Objective » From the entries that follow, list every line in which the string "text" appears.

--- BEGIN ---

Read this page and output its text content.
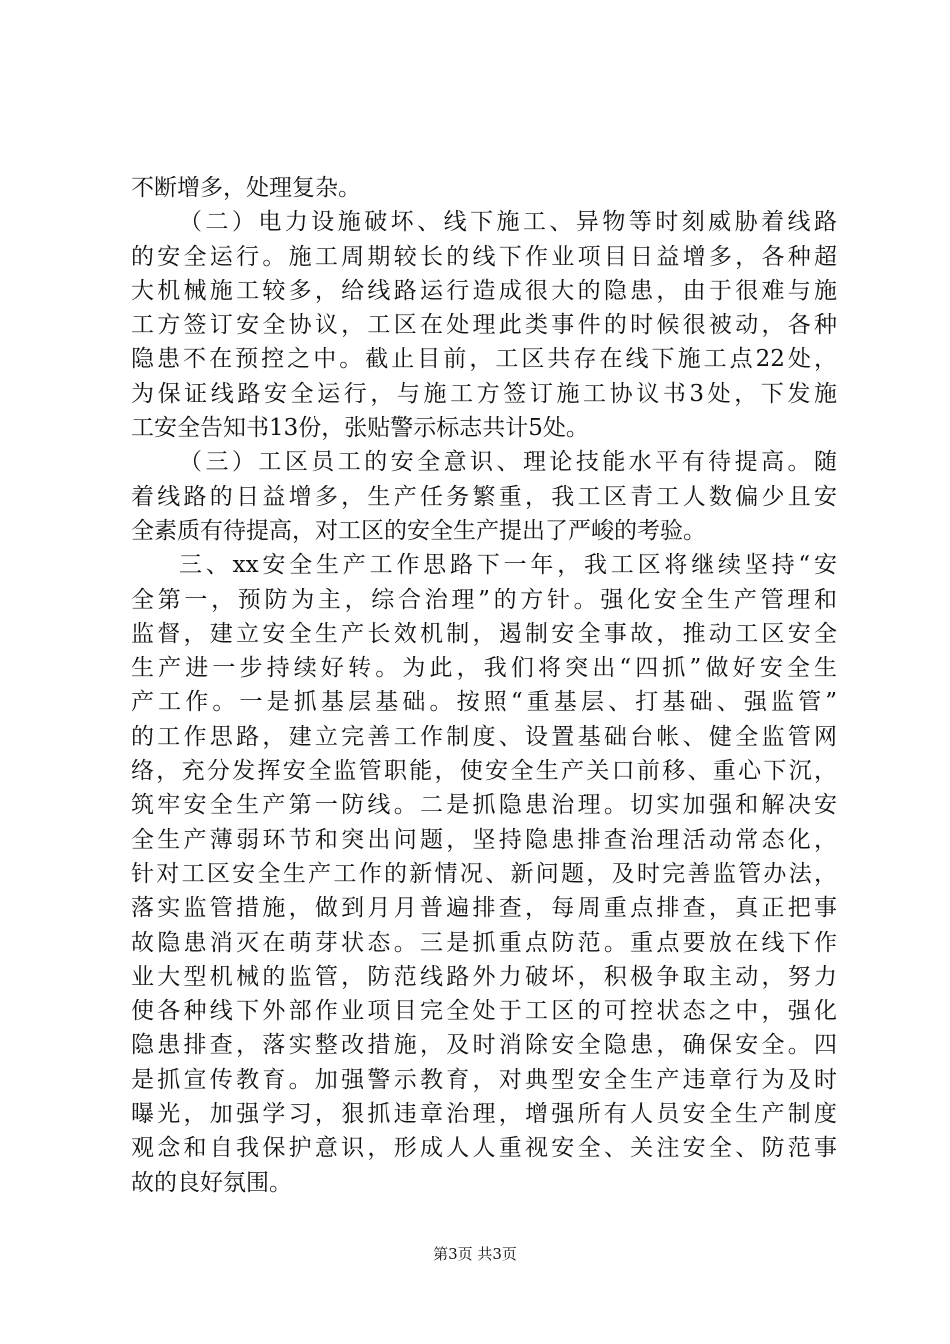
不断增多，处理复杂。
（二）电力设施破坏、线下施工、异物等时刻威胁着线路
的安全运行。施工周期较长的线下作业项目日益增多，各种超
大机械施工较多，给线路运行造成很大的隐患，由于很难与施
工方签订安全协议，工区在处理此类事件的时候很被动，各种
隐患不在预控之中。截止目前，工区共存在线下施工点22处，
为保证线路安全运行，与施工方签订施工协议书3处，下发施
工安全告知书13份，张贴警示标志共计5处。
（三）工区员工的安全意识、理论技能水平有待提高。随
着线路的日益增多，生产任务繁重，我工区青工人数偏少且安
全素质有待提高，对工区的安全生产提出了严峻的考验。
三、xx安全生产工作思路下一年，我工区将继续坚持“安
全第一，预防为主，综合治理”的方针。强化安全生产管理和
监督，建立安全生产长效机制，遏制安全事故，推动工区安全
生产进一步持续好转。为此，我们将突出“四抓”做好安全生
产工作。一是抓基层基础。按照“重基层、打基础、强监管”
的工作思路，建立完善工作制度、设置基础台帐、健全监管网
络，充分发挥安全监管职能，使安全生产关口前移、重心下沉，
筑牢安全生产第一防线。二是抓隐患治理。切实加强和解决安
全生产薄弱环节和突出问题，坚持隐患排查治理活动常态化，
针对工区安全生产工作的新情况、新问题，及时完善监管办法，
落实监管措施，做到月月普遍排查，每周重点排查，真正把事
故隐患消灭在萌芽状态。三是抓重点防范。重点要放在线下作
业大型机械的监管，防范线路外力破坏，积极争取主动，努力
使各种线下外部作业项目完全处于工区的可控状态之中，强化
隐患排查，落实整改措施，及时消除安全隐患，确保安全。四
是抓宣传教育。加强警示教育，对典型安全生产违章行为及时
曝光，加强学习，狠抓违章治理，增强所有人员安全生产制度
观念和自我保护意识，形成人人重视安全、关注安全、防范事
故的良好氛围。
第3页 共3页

--- END ---
--- BEGIN ---

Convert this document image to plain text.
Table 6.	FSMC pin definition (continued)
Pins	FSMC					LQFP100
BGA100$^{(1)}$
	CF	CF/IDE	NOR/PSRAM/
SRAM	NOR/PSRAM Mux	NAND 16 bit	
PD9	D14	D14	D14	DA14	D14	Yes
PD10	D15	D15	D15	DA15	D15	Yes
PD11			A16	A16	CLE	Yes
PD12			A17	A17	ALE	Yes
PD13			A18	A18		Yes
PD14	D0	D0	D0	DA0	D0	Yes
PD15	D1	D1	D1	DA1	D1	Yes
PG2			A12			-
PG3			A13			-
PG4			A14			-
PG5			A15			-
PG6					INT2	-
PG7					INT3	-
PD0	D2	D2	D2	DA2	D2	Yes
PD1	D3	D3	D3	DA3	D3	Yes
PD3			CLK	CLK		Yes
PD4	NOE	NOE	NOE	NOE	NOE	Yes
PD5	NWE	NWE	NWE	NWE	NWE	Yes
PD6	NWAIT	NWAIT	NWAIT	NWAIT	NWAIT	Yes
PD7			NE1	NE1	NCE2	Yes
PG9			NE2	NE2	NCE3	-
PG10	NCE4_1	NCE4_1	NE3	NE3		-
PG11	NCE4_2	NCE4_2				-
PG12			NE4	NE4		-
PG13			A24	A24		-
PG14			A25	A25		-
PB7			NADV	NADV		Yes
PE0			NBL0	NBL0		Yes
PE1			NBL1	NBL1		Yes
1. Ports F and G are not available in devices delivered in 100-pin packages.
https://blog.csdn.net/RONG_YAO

--- END ---

Final result »
Read this page and output its text content.
Convert this document image to plain text.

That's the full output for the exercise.